## [Stated exercise]
Would you pull out every line of the material that contains the string "在文言文题目中考查"?

(Recorded data)
↓↓↓
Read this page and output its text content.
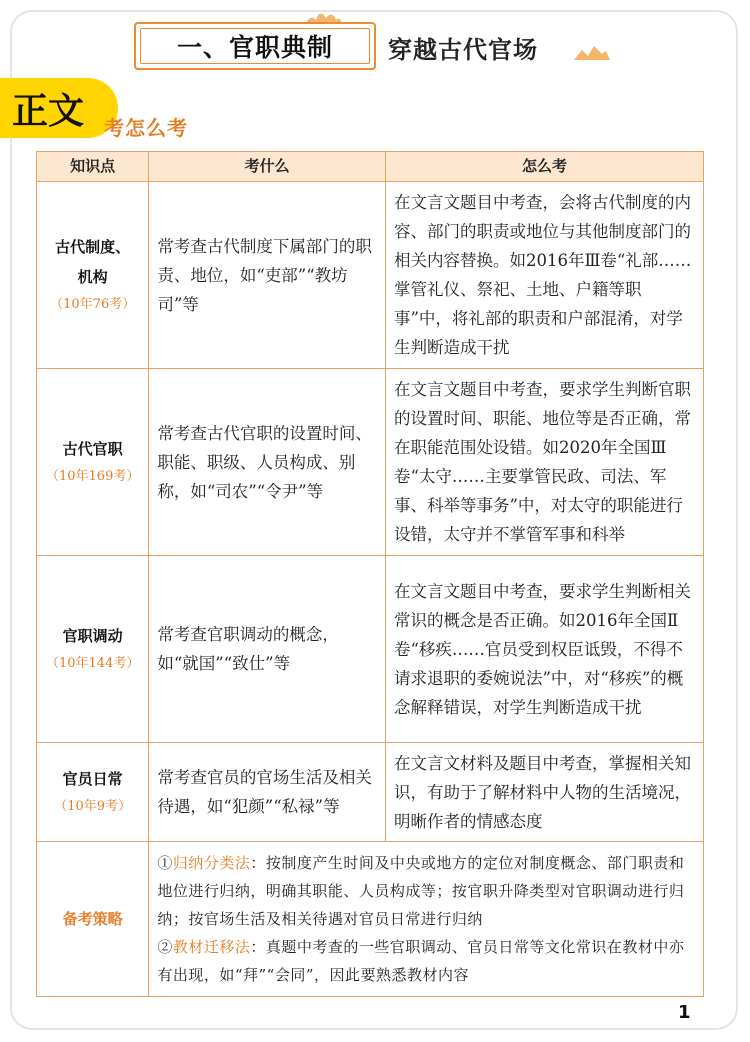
一、官职典制	穿越古代官场
正文 考怎么考
知识点	考什么	怎么考

古代制度、
机构
（10年76考）	常考查古代制度下属部门的职责、地位，如“吏部”“教坊司”等	在文言文题目中考查，会将古代制度的内容、部门的职责或地位与其他制度部门的相关内容替换。如2016年Ⅲ卷“礼部……掌管礼仪、祭祀、土地、户籍等职事”中，将礼部的职责和户部混淆，对学生判断造成干扰

古代官职
（10年169考）	常考查古代官职的设置时间、职能、职级、人员构成、别称，如“司农”“令尹”等	在文言文题目中考查，要求学生判断官职的设置时间、职能、地位等是否正确，常在职能范围处设错。如2020年全国Ⅲ卷“太守……主要掌管民政、司法、军事、科举等事务”中，对太守的职能进行设错，太守并不掌管军事和科举

官职调动
（10年144考）	常考查官职调动的概念，如“就国”“致仕”等	在文言文题目中考查，要求学生判断相关常识的概念是否正确。如2016年全国Ⅱ卷“移疾……官员受到权臣诋毁，不得不请求退职的委婉说法”中，对“移疾”的概念解释错误，对学生判断造成干扰

官员日常
（10年9考）	常考查官员的官场生活及相关待遇，如“犯颜”“私禄”等	在文言文材料及题目中考查，掌握相关知识，有助于了解材料中人物的生活境况，明晰作者的情感态度
备考策略	①归纳分类法：按制度产生时间及中央或地方的定位对制度概念、部门职责和地位进行归纳，明确其职能、人员构成等；按官职升降类型对官职调动进行归纳；按官场生活及相关待遇对官员日常进行归纳
②教材迁移法：真题中考查的一些官职调动、官员日常等文化常识在教材中亦有出现，如“拜”“会同”，因此要熟悉教材内容	
1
↑↑↑
## [Response to the task]
（10年76考）	常考查古代制度下属部门的职责、地位，如“吏部”“教坊司”等	在文言文题目中考查，会将古代制度的内容、部门的职责或地位与其他制度部门的相关内容替换。如2016年Ⅲ卷“礼部……掌管礼仪、祭祀、土地、户籍等职事”中，将礼部的职责和户部混淆，对学生判断造成干扰
（10年169考）	常考查古代官职的设置时间、职能、职级、人员构成、别称，如“司农”“令尹”等	在文言文题目中考查，要求学生判断官职的设置时间、职能、地位等是否正确，常在职能范围处设错。如2020年全国Ⅲ卷“太守……主要掌管民政、司法、军事、科举等事务”中，对太守的职能进行设错，太守并不掌管军事和科举
（10年144考）	常考查官职调动的概念，如“就国”“致仕”等	在文言文题目中考查，要求学生判断相关常识的概念是否正确。如2016年全国Ⅱ卷“移疾……官员受到权臣诋毁，不得不请求退职的委婉说法”中，对“移疾”的概念解释错误，对学生判断造成干扰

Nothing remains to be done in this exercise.